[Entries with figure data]
---

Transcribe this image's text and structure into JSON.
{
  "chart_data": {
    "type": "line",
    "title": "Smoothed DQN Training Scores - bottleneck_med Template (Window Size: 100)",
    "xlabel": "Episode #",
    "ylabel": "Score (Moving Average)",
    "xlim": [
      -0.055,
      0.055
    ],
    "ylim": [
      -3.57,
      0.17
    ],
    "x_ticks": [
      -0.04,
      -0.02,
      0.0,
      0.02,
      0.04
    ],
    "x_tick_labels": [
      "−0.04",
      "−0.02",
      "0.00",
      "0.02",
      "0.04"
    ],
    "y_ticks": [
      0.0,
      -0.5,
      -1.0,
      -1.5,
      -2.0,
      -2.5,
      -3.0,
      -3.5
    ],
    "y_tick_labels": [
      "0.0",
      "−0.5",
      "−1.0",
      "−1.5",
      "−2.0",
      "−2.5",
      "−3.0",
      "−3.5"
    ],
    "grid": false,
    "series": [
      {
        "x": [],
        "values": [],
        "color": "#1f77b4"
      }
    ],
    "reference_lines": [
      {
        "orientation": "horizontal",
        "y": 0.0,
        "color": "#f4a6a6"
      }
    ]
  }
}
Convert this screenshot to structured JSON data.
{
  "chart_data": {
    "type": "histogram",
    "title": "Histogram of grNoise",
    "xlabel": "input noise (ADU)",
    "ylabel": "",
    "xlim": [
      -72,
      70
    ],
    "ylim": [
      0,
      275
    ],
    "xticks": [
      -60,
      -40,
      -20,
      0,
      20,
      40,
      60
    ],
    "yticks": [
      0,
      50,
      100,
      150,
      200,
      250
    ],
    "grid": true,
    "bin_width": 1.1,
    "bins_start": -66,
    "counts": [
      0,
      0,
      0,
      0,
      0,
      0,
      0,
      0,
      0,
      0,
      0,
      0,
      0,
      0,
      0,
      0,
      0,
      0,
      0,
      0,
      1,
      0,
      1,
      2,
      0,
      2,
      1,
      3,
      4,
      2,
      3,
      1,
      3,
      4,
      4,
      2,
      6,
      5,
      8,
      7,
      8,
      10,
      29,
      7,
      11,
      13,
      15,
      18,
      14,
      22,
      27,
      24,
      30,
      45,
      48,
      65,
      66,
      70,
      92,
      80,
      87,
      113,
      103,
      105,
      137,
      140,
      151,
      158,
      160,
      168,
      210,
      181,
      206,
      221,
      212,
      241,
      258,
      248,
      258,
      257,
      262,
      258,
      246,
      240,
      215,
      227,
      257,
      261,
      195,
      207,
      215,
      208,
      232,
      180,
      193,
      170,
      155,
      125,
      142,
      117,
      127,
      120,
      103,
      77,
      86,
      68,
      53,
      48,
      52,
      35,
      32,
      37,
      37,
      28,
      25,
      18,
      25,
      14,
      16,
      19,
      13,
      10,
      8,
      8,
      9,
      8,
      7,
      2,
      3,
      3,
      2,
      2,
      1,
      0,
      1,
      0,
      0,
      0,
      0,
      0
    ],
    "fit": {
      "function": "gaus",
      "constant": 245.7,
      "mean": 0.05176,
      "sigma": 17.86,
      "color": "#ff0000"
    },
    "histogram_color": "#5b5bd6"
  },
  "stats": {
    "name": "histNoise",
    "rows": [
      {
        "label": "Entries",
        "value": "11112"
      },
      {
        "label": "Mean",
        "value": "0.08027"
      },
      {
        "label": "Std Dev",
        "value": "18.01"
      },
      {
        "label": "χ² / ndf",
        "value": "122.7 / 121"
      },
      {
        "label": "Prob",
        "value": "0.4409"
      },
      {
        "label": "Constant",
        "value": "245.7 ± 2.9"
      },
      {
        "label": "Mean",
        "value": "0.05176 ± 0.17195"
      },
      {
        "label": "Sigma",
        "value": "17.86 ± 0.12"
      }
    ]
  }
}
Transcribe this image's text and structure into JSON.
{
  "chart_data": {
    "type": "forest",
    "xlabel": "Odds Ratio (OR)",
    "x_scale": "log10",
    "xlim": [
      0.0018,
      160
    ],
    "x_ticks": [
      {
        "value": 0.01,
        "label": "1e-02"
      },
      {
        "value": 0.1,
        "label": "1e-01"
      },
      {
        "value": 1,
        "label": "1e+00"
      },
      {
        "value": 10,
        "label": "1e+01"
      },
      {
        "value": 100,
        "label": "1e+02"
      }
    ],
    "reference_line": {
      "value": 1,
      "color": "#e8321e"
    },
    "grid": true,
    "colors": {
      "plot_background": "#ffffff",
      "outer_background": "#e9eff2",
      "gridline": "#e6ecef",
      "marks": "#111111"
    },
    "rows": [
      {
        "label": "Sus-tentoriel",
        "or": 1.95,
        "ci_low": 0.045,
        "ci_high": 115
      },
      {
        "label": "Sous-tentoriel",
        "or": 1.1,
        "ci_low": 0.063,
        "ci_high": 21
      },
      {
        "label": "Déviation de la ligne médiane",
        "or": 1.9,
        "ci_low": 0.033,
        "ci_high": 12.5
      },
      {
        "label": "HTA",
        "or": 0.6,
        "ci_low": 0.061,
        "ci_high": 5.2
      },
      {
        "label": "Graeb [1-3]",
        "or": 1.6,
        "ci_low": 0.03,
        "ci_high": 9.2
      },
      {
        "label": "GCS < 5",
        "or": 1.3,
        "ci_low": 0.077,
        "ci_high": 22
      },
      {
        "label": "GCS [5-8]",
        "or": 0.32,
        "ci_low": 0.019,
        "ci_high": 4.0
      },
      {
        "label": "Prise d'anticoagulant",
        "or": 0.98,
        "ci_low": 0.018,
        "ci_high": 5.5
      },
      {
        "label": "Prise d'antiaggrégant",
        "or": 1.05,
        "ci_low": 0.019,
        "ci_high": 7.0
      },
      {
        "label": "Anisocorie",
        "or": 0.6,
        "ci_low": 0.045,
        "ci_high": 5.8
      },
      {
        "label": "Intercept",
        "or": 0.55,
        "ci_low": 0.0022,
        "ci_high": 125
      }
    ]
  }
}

---

The entries above must be returned in full, exactly as shown.

Transcribe this image's text and structure into JSON.
{
  "chart_data": {
    "type": "line",
    "title": "Smoothed DQN Training Scores - bottleneck_med Template (Window Size: 100)",
    "xlabel": "Episode #",
    "ylabel": "Score (Moving Average)",
    "xlim": [
      -0.055,
      0.055
    ],
    "ylim": [
      -3.57,
      0.17
    ],
    "x_ticks": [
      -0.04,
      -0.02,
      0.0,
      0.02,
      0.04
    ],
    "x_tick_labels": [
      "−0.04",
      "−0.02",
      "0.00",
      "0.02",
      "0.04"
    ],
    "y_ticks": [
      0.0,
      -0.5,
      -1.0,
      -1.5,
      -2.0,
      -2.5,
      -3.0,
      -3.5
    ],
    "y_tick_labels": [
      "0.0",
      "−0.5",
      "−1.0",
      "−1.5",
      "−2.0",
      "−2.5",
      "−3.0",
      "−3.5"
    ],
    "grid": false,
    "series": [
      {
        "x": [],
        "values": [],
        "color": "#1f77b4"
      }
    ],
    "reference_lines": [
      {
        "orientation": "horizontal",
        "y": 0.0,
        "color": "#f4a6a6"
      }
    ]
  }
}
Convert this screenshot to structured JSON data.
{
  "chart_data": {
    "type": "histogram",
    "title": "Histogram of grNoise",
    "xlabel": "input noise (ADU)",
    "ylabel": "",
    "xlim": [
      -72,
      70
    ],
    "ylim": [
      0,
      275
    ],
    "xticks": [
      -60,
      -40,
      -20,
      0,
      20,
      40,
      60
    ],
    "yticks": [
      0,
      50,
      100,
      150,
      200,
      250
    ],
    "grid": true,
    "bin_width": 1.1,
    "bins_start": -66,
    "counts": [
      0,
      0,
      0,
      0,
      0,
      0,
      0,
      0,
      0,
      0,
      0,
      0,
      0,
      0,
      0,
      0,
      0,
      0,
      0,
      0,
      1,
      0,
      1,
      2,
      0,
      2,
      1,
      3,
      4,
      2,
      3,
      1,
      3,
      4,
      4,
      2,
      6,
      5,
      8,
      7,
      8,
      10,
      29,
      7,
      11,
      13,
      15,
      18,
      14,
      22,
      27,
      24,
      30,
      45,
      48,
      65,
      66,
      70,
      92,
      80,
      87,
      113,
      103,
      105,
      137,
      140,
      151,
      158,
      160,
      168,
      210,
      181,
      206,
      221,
      212,
      241,
      258,
      248,
      258,
      257,
      262,
      258,
      246,
      240,
      215,
      227,
      257,
      261,
      195,
      207,
      215,
      208,
      232,
      180,
      193,
      170,
      155,
      125,
      142,
      117,
      127,
      120,
      103,
      77,
      86,
      68,
      53,
      48,
      52,
      35,
      32,
      37,
      37,
      28,
      25,
      18,
      25,
      14,
      16,
      19,
      13,
      10,
      8,
      8,
      9,
      8,
      7,
      2,
      3,
      3,
      2,
      2,
      1,
      0,
      1,
      0,
      0,
      0,
      0,
      0
    ],
    "fit": {
      "function": "gaus",
      "constant": 245.7,
      "mean": 0.05176,
      "sigma": 17.86,
      "color": "#ff0000"
    },
    "histogram_color": "#5b5bd6"
  },
  "stats": {
    "name": "histNoise",
    "rows": [
      {
        "label": "Entries",
        "value": "11112"
      },
      {
        "label": "Mean",
        "value": "0.08027"
      },
      {
        "label": "Std Dev",
        "value": "18.01"
      },
      {
        "label": "χ² / ndf",
        "value": "122.7 / 121"
      },
      {
        "label": "Prob",
        "value": "0.4409"
      },
      {
        "label": "Constant",
        "value": "245.7 ± 2.9"
      },
      {
        "label": "Mean",
        "value": "0.05176 ± 0.17195"
      },
      {
        "label": "Sigma",
        "value": "17.86 ± 0.12"
      }
    ]
  }
}
Transcribe this image's text and structure into JSON.
{
  "chart_data": {
    "type": "forest",
    "xlabel": "Odds Ratio (OR)",
    "x_scale": "log10",
    "xlim": [
      0.0018,
      160
    ],
    "x_ticks": [
      {
        "value": 0.01,
        "label": "1e-02"
      },
      {
        "value": 0.1,
        "label": "1e-01"
      },
      {
        "value": 1,
        "label": "1e+00"
      },
      {
        "value": 10,
        "label": "1e+01"
      },
      {
        "value": 100,
        "label": "1e+02"
      }
    ],
    "reference_line": {
      "value": 1,
      "color": "#e8321e"
    },
    "grid": true,
    "colors": {
      "plot_background": "#ffffff",
      "outer_background": "#e9eff2",
      "gridline": "#e6ecef",
      "marks": "#111111"
    },
    "rows": [
      {
        "label": "Sus-tentoriel",
        "or": 1.95,
        "ci_low": 0.045,
        "ci_high": 115
      },
      {
        "label": "Sous-tentoriel",
        "or": 1.1,
        "ci_low": 0.063,
        "ci_high": 21
      },
      {
        "label": "Déviation de la ligne médiane",
        "or": 1.9,
        "ci_low": 0.033,
        "ci_high": 12.5
      },
      {
        "label": "HTA",
        "or": 0.6,
        "ci_low": 0.061,
        "ci_high": 5.2
      },
      {
        "label": "Graeb [1-3]",
        "or": 1.6,
        "ci_low": 0.03,
        "ci_high": 9.2
      },
      {
        "label": "GCS < 5",
        "or": 1.3,
        "ci_low": 0.077,
        "ci_high": 22
      },
      {
        "label": "GCS [5-8]",
        "or": 0.32,
        "ci_low": 0.019,
        "ci_high": 4.0
      },
      {
        "label": "Prise d'anticoagulant",
        "or": 0.98,
        "ci_low": 0.018,
        "ci_high": 5.5
      },
      {
        "label": "Prise d'antiaggrégant",
        "or": 1.05,
        "ci_low": 0.019,
        "ci_high": 7.0
      },
      {
        "label": "Anisocorie",
        "or": 0.6,
        "ci_low": 0.045,
        "ci_high": 5.8
      },
      {
        "label": "Intercept",
        "or": 0.55,
        "ci_low": 0.0022,
        "ci_high": 125
      }
    ]
  }
}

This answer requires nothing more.